◆ PROVIDED TEXT ◆
↓↓↓

Testing Circumplex Structure

"A common model for representing psychological data is simple structure (Thurstone, 1947). According to one common interpretation, data are simple structured when items or scales have non-zero factor loadings on one and only one factor (Revelle & Rocklin, 1979)1. Despite the commonplace application of simple structure, some psychological models are defined by a lack of simple structure. Circumplexes (Guttman, 1954) are one kind of model in which simple structure is lacking.

A number of elementary requirements can be teased out of the idea of circumplex structure. First, circumplex structure implies minimally that variables are interrelated; random noise does not a circumplex make. Second, circumplex structure implies that the domain in question is optimally represented by two and only two dimensions. Third, circumplex structure implies that variables do not group or clump along the two axes, as in simple structure, but rather that there are always interstitial variables between any orthogonal pair of axes (Saucier, 1992). In the ideal case, this quality will be reflected in equal spacing of variables along the circumference of the circle (Gurtman, 1994; Wiggins, Steiger, & Gaelick, 1981). Fourth, circumplex structure implies that variables have a constant radius from the center of the circle, which implies that all variables have equal communality on the two circumplex dimensions (Fisher, 1997; Gurtman, 1994). Fifth, circumplex structure implies that all rotations are equally good representations of the domain (Conte & Plutchik, 1981; Larsen & Diener, 1992)." (Acton and Revelle, 2004)

Acton and Revelle reviewed the effectiveness of 10 tests of circumplex structure and found that four did a particularly good job of discriminating circumplex structure from simple structure, or circumplexes from ellipsoidal structures. Unfortunately, their work was done in Pascal and is not easily available. Here we release R code to do the four most useful tests:

Included in this set of functions is simple procedure to generate circumplex structured or simple structured data, the four test statistics, and a simple simulation showing the effectiveness of the four procedures. All of these functions are part of the psych package available at CRAN.

Generating circumplex data

This function generates simple structured or circumplex data. This is adapted from code developed for the Rafaeli and Revelle analysis of mood data.

circ.sim <- function (nvar = 72 ,nsub = 500, 
    circum = TRUE, xloading =.6, yloading = .6, gloading=0, xbias=0,  ybias = 0,categorical=FALSE, low=-3,high=3,truncate=FALSE,cutpoint=0)

↑↑↑

◆ INFORMATION GIVEN ◆

↓↓↓

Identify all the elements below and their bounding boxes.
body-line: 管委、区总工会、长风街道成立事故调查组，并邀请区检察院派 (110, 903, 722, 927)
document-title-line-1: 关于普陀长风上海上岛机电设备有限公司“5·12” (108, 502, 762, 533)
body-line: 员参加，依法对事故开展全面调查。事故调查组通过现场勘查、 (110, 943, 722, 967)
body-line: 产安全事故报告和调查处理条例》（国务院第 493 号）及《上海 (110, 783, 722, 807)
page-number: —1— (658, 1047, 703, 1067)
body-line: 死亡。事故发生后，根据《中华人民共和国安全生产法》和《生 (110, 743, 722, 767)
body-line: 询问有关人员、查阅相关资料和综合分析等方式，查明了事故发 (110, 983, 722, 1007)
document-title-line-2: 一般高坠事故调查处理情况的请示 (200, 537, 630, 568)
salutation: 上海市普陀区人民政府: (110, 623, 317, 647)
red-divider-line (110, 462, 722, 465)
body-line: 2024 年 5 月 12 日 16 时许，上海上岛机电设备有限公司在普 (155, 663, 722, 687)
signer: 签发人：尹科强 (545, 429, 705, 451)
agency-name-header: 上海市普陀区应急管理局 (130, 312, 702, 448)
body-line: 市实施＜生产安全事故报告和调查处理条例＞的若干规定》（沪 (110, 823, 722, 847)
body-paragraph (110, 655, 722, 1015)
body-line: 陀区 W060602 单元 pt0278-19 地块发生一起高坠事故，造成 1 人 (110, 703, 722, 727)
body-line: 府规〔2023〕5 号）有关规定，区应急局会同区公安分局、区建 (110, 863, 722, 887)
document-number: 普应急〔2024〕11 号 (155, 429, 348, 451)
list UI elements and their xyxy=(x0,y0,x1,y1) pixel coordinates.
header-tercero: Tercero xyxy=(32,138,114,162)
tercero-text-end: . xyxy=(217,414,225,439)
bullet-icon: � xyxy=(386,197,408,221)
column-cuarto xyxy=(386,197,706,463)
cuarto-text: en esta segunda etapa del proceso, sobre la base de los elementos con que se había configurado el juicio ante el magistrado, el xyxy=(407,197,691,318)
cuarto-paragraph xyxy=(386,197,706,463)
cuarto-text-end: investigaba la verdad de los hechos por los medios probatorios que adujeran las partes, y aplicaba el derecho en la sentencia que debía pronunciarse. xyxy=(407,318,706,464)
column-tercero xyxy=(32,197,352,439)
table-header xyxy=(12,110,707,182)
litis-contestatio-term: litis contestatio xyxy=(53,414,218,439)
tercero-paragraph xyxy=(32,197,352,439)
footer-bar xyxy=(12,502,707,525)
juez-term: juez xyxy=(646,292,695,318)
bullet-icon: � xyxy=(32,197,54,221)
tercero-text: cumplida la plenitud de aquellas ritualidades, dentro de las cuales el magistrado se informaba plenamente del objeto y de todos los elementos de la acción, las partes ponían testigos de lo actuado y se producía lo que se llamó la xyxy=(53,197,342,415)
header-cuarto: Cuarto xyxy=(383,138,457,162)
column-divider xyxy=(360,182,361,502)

↑↑↑

◆ WHAT IS ASKED ◆
1/ Rewrite the rows from the first row through the line containing "cuarto-paragraph xyxy=(386,197,706,463)", substituting "text-line" for "body-line" and leaving everything else unchanged.
2/ Resume the text on testing circumplex structure from the point where it stops.
The rows have no connection to the text on circumplex structure.

◆ ANSWERS BELOW ◆
1/
Identify all the elements below and their bounding boxes.
text-line: 管委、区总工会、长风街道成立事故调查组，并邀请区检察院派 (110, 903, 722, 927)
document-title-line-1: 关于普陀长风上海上岛机电设备有限公司“5·12” (108, 502, 762, 533)
text-line: 员参加，依法对事故开展全面调查。事故调查组通过现场勘查、 (110, 943, 722, 967)
text-line: 产安全事故报告和调查处理条例》（国务院第 493 号）及《上海 (110, 783, 722, 807)
page-number: —1— (658, 1047, 703, 1067)
text-line: 死亡。事故发生后，根据《中华人民共和国安全生产法》和《生 (110, 743, 722, 767)
text-line: 询问有关人员、查阅相关资料和综合分析等方式，查明了事故发 (110, 983, 722, 1007)
document-title-line-2: 一般高坠事故调查处理情况的请示 (200, 537, 630, 568)
salutation: 上海市普陀区人民政府: (110, 623, 317, 647)
red-divider-line (110, 462, 722, 465)
text-line: 2024 年 5 月 12 日 16 时许，上海上岛机电设备有限公司在普 (155, 663, 722, 687)
signer: 签发人：尹科强 (545, 429, 705, 451)
agency-name-header: 上海市普陀区应急管理局 (130, 312, 702, 448)
text-line: 市实施＜生产安全事故报告和调查处理条例＞的若干规定》（沪 (110, 823, 722, 847)
body-paragraph (110, 655, 722, 1015)
text-line: 陀区 W060602 单元 pt0278-19 地块发生一起高坠事故，造成 1 人 (110, 703, 722, 727)
text-line: 府规〔2023〕5 号）有关规定，区应急局会同区公安分局、区建 (110, 863, 722, 887)
document-number: 普应急〔2024〕11 号 (155, 429, 348, 451)
list UI elements and their xyxy=(x0,y0,x1,y1) pixel coordinates.
header-tercero: Tercero xyxy=(32,138,114,162)
tercero-text-end: . xyxy=(217,414,225,439)
bullet-icon: � xyxy=(386,197,408,221)
column-cuarto xyxy=(386,197,706,463)
cuarto-text: en esta segunda etapa del proceso, sobre la base de los elementos con que se había configurado el juicio ante el magistrado, el xyxy=(407,197,691,318)
cuarto-paragraph xyxy=(386,197,706,463)

2/
	avloading <- (xloading+yloading)/2
	errorweight <- sqrt(1-(avloading^2  + gloading^2))  #squared errors and true score weights add to 1
    g <- rnorm(nsub) 
	truex <- rnorm(nsub)* xloading  +xbias #generate normal true scores for x + xbias
	truey <- rnorm(nsub) * yloading + ybias #generate normal true scores for y + ybias

	if (circum)  #make a vector of radians (the whole way around the circle) if circumplex
	{radia <- seq(0,2*pi,len=nvar+1)  
      rad <- radia[which(radia<2*pi)]        #get rid of the last one
     } else rad <- rep(seq(0,3*pi/2,len=4),nvar/4) #simple structure 
	error<- matrix(rnorm(nsub*(nvar)),nsub)    #create normal error scores

	#true score matrix for each item reflects structure in radians
	trueitem <- outer(truex, cos(rad)) + outer(truey,sin(rad)) 

	item<- gloading * g +  trueitem  + errorweight*error   #observed item = true score + error score 
    if (categorical) {
    	item = round(item)       #round all items to nearest integer value
		item[(item<= low)] <- low     
		item[(item>high) ] <- high   
	if (truncate) {item[item < cutpoint] <- 0  }
	return (item) 

Circumplex Tests

This function (including four embedded functions to do the separate tests) applies four tests of circumplex fit. These functions make use of the factor.rotate function from the psych package, but I include that function here for ease of use.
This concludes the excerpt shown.